• [Written instruction]:
Restate the material word for word and leave out anything that is a picture.

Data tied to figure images
- - -
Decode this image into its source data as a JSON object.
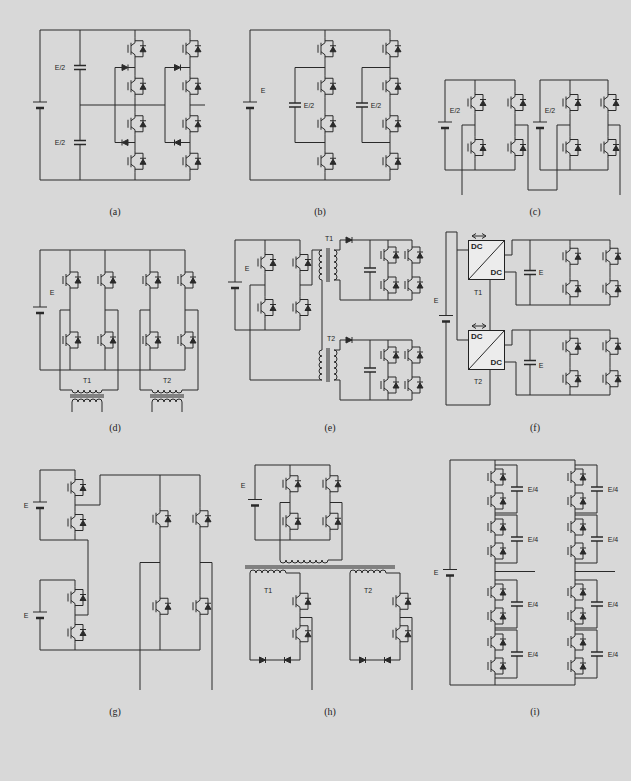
{
  "diagram": {
    "nodes": [
      {
        "text": [
          "DC",
          "DC"
        ]
      },
      {
        "text": [
          "DC",
          "DC"
        ]
      }
    ],
    "labels": [
      "(a)",
      "(b)",
      "(c)",
      "(d)",
      "(e)",
      "(f)",
      "(g)",
      "(h)",
      "(i)",
      "E/2",
      "E/2",
      "E",
      "E/2",
      "E/2",
      "E/2",
      "E/2",
      "E",
      "T1",
      "T2",
      "E",
      "T1",
      "T2",
      "E",
      "E",
      "E",
      "T1",
      "T2",
      "E",
      "E",
      "E",
      "T1",
      "T2",
      "E",
      "E/4",
      "E/4",
      "E/4",
      "E/4",
      "E/4",
      "E/4",
      "E/4",
      "E/4"
    ]
  }
}
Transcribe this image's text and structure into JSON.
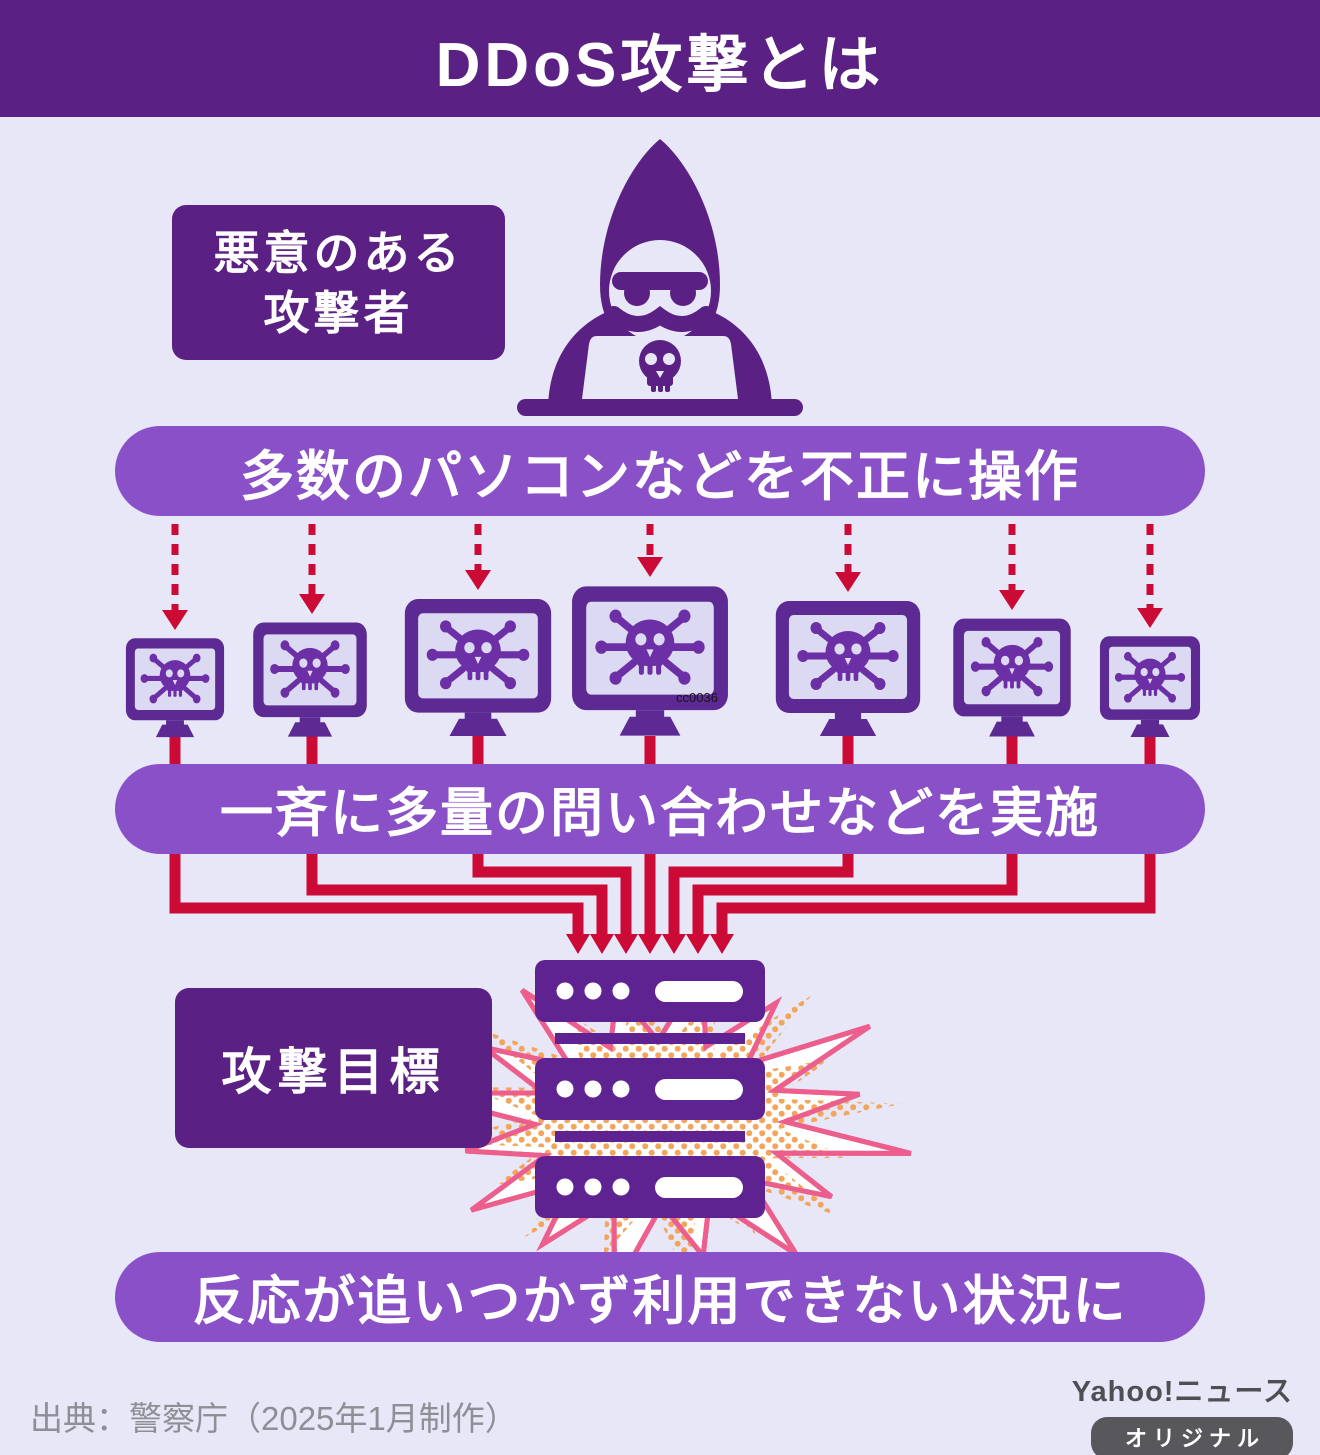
{
  "header": {
    "title": "DDoS攻撃とは"
  },
  "attacker": {
    "label_line1": "悪意のある",
    "label_line2": "攻撃者"
  },
  "steps": {
    "step1": "多数のパソコンなどを不正に操作",
    "step2": "一斉に多量の問い合わせなどを実施",
    "step3": "反応が追いつかず利用できない状況に"
  },
  "target": {
    "label": "攻撃目標"
  },
  "watermark": "cc0036",
  "footer": {
    "source": "出典：警察庁（2025年1月制作）",
    "brand": "Yahoo!ニュース",
    "badge": "オリジナル"
  },
  "icons": {
    "attacker": "hacker-with-laptop-icon",
    "infected_pc": "infected-computer-skull-icon",
    "target_server": "server-stack-icon",
    "impact": "explosion-burst-icon",
    "control_arrows": "red-dashed-arrow-icons",
    "attack_arrows": "red-converging-arrow-icons"
  },
  "colors": {
    "header_bg": "#5b2084",
    "panel_bg": "#e8e7f8",
    "label_bg": "#5b2084",
    "banner_bg": "#8a50c8",
    "arrow_red": "#cc0a36",
    "monitor_frame": "#5c2a92",
    "monitor_screen": "#dcdaf3",
    "malware_purple": "#6c2fa5",
    "server_purple": "#5e2391",
    "burst_pink": "#ec5f8d",
    "burst_dot": "#f2a55b",
    "footer_text": "#8e8e96",
    "brand_text": "#4e4e55",
    "badge_bg": "#58585c"
  }
}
- - -
• [Result]:
Decode this image into its source data as a JSON object.
{
  "diagram": {
    "nodes": [
      {
        "text": [
          "DC",
          "DC"
        ]
      },
      {
        "text": [
          "DC",
          "DC"
        ]
      }
    ],
    "labels": [
      "(a)",
      "(b)",
      "(c)",
      "(d)",
      "(e)",
      "(f)",
      "(g)",
      "(h)",
      "(i)",
      "E/2",
      "E/2",
      "E",
      "E/2",
      "E/2",
      "E/2",
      "E/2",
      "E",
      "T1",
      "T2",
      "E",
      "T1",
      "T2",
      "E",
      "E",
      "E",
      "T1",
      "T2",
      "E",
      "E",
      "E",
      "T1",
      "T2",
      "E",
      "E/4",
      "E/4",
      "E/4",
      "E/4",
      "E/4",
      "E/4",
      "E/4",
      "E/4"
    ]
  }
}
Transcribe this image's text and structure into JSON.
{
  "header": {
    "title": "DDoS攻撃とは"
  },
  "attacker": {
    "label_line1": "悪意のある",
    "label_line2": "攻撃者"
  },
  "steps": {
    "step1": "多数のパソコンなどを不正に操作",
    "step2": "一斉に多量の問い合わせなどを実施",
    "step3": "反応が追いつかず利用できない状況に"
  },
  "target": {
    "label": "攻撃目標"
  },
  "watermark": "cc0036",
  "footer": {
    "source": "出典：警察庁（2025年1月制作）",
    "brand": "Yahoo!ニュース",
    "badge": "オリジナル"
  },
  "icons": {
    "attacker": "hacker-with-laptop-icon",
    "infected_pc": "infected-computer-skull-icon",
    "target_server": "server-stack-icon",
    "impact": "explosion-burst-icon",
    "control_arrows": "red-dashed-arrow-icons",
    "attack_arrows": "red-converging-arrow-icons"
  },
  "colors": {
    "header_bg": "#5b2084",
    "panel_bg": "#e8e7f8",
    "label_bg": "#5b2084",
    "banner_bg": "#8a50c8",
    "arrow_red": "#cc0a36",
    "monitor_frame": "#5c2a92",
    "monitor_screen": "#dcdaf3",
    "malware_purple": "#6c2fa5",
    "server_purple": "#5e2391",
    "burst_pink": "#ec5f8d",
    "burst_dot": "#f2a55b",
    "footer_text": "#8e8e96",
    "brand_text": "#4e4e55",
    "badge_bg": "#58585c"
  }
}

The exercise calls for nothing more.